Riding Along with
by Richard Bermack
The stress, strains, and pressures from a rapidly changing culture turn many family homes into pressure cookers. Imagine being an immigrant from a culture with an intact family life, based on traditional, non-materialistic religious values and fixed parental authority, trying to do the best for your teenage children, who claim that they need to dye their hair orange, stay out late, and act out TV culture. And to make matters worse, they speak the language and you don't.
Bilingual workers have the task of resolving these cultural-generational conflicts. Like most social workers, they have a fascinating and rewarding job, on the cutting edge of social transformation-if only they had the time and resources to do it.
Nicaraguan-born Frederick Machado retired from being a minister in 1992 to become a San Diego County children's social worker. One of the problems facing bilingual workers like Machado is the lack of services to offer clients in their native language, forcing workers to provide the services themselves. "There are few anger management or parenting classes in Spanish," Machado explains. "So I have to spend more time with the family, explaining to them what is expected of them as parents and what they can and can't do. If I can't find a bilingual therapist for the family to provide the services they need, when I go to the home I have to be the therapist." And that takes a lot more time than he is allotted on his already overloaded caseload. In order not to cut his clients short, Machado takes his paperwork home and does it after hours on his own time.

▶ _Instructions_
A - Reproduce everything in the article on bilingual social workers from "Bilingual workers have" down to "resources to do it.".
B - In the article on bilingual social workers, what do the teenage children claim they need to do?
C - According to the article on bilingual social workers, in what year did Frederick Machado retire from being a minister?

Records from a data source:
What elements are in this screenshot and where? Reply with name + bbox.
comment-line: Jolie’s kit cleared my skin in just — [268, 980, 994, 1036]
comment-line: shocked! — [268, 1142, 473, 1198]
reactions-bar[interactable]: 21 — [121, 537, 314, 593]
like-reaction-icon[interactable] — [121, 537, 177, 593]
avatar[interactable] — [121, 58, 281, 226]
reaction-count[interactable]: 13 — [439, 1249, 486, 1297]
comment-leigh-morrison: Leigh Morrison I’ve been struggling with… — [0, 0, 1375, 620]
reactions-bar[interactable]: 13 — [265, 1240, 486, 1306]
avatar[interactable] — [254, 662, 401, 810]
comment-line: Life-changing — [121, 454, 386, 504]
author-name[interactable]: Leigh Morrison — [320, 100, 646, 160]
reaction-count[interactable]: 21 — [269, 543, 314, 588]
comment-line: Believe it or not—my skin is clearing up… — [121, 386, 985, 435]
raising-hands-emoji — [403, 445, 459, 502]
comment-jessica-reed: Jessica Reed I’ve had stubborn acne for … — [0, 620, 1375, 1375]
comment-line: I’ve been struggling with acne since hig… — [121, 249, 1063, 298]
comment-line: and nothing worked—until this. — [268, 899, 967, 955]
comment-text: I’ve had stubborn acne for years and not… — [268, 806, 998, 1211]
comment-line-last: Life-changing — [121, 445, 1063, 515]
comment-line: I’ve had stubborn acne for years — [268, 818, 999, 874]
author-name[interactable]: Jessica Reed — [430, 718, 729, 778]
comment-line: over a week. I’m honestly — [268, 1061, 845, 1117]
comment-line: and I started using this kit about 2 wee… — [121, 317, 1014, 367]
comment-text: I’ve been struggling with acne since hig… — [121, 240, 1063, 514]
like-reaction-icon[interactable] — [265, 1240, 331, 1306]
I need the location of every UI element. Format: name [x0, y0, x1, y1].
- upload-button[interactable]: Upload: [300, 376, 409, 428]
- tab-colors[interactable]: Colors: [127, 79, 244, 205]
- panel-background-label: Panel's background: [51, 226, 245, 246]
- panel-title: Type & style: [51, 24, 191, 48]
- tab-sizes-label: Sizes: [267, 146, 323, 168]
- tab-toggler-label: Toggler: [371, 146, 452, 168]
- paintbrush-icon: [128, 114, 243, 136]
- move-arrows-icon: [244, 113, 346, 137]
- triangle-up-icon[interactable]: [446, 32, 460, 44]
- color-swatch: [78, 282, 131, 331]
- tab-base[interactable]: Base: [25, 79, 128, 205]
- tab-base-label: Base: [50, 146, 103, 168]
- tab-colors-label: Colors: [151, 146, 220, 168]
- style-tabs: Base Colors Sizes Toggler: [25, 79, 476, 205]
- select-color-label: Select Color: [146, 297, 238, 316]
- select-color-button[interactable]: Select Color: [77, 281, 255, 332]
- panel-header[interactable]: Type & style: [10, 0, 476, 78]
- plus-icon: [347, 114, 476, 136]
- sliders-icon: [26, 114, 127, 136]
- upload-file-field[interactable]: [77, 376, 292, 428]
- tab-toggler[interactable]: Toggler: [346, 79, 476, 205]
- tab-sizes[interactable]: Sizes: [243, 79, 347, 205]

▶ _Exercise responses_
A -
Bilingual workers have the task of resolving these cultural-generational conflicts. Like most social workers, they have a fascinating and rewarding job, on the cutting edge of social transformation-if only they had the time and resources to do it.

B -
- Dye their hair orange
- Stay out late
- Act out TV culture

C - 1992